Collected data entries:
%%
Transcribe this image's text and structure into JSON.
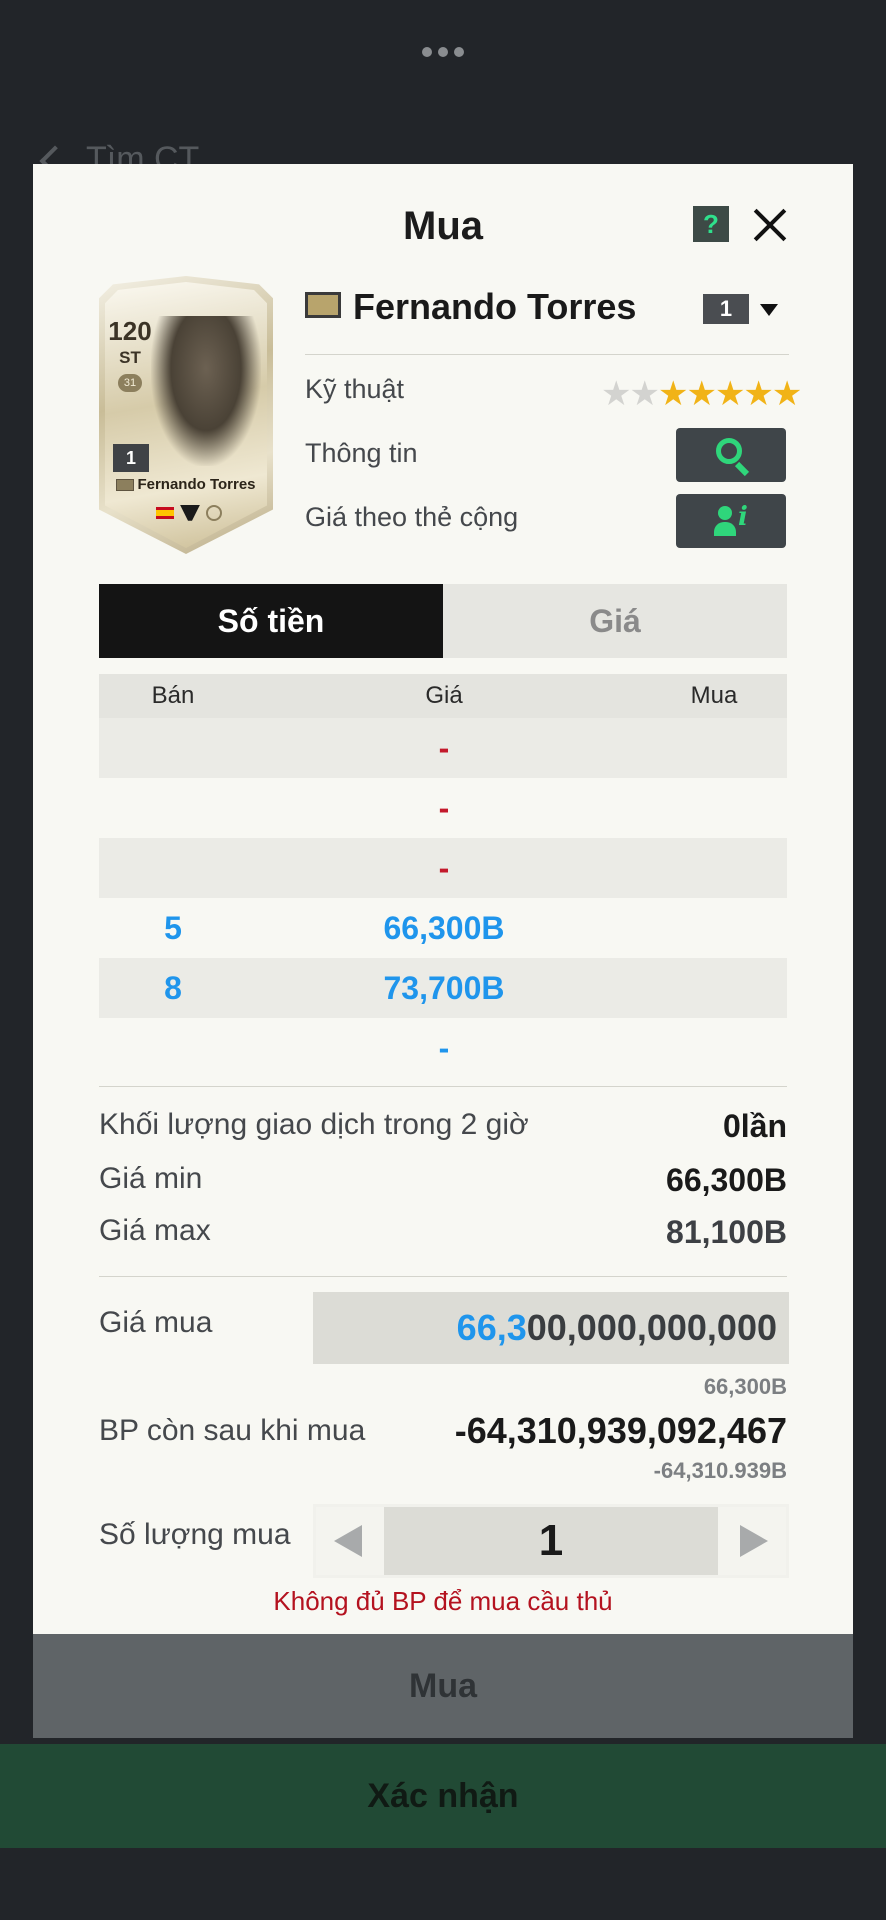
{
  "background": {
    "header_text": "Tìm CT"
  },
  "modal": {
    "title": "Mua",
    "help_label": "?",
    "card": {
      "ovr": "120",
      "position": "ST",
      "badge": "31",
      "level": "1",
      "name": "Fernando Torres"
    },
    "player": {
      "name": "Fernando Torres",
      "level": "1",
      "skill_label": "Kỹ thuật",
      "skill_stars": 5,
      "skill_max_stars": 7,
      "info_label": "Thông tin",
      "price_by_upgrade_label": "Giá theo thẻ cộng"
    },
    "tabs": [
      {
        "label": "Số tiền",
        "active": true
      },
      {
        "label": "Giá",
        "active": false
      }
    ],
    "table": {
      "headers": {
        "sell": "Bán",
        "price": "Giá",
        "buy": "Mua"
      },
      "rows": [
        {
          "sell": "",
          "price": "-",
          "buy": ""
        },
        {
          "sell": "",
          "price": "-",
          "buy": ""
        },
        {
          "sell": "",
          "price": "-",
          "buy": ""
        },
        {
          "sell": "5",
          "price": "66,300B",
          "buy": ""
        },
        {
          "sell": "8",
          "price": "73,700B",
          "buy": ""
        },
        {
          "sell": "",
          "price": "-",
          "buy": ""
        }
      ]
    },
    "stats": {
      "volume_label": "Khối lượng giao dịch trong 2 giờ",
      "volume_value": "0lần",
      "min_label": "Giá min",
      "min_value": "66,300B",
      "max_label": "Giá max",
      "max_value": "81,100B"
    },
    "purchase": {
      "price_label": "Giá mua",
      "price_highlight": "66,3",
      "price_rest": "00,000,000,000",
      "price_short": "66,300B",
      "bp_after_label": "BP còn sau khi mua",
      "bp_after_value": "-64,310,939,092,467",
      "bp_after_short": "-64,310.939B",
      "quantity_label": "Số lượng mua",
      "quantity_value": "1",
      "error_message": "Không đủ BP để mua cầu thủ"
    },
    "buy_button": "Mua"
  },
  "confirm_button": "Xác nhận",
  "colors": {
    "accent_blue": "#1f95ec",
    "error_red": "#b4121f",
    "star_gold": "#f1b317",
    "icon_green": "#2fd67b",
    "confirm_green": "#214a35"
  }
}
%%
• WHAT NEEDS TO BE DONE: Check each line of the entries for the string "Fernando". Copy the lines that have it.

• REPLY:
      "name": "Fernando Torres"
      "name": "Fernando Torres",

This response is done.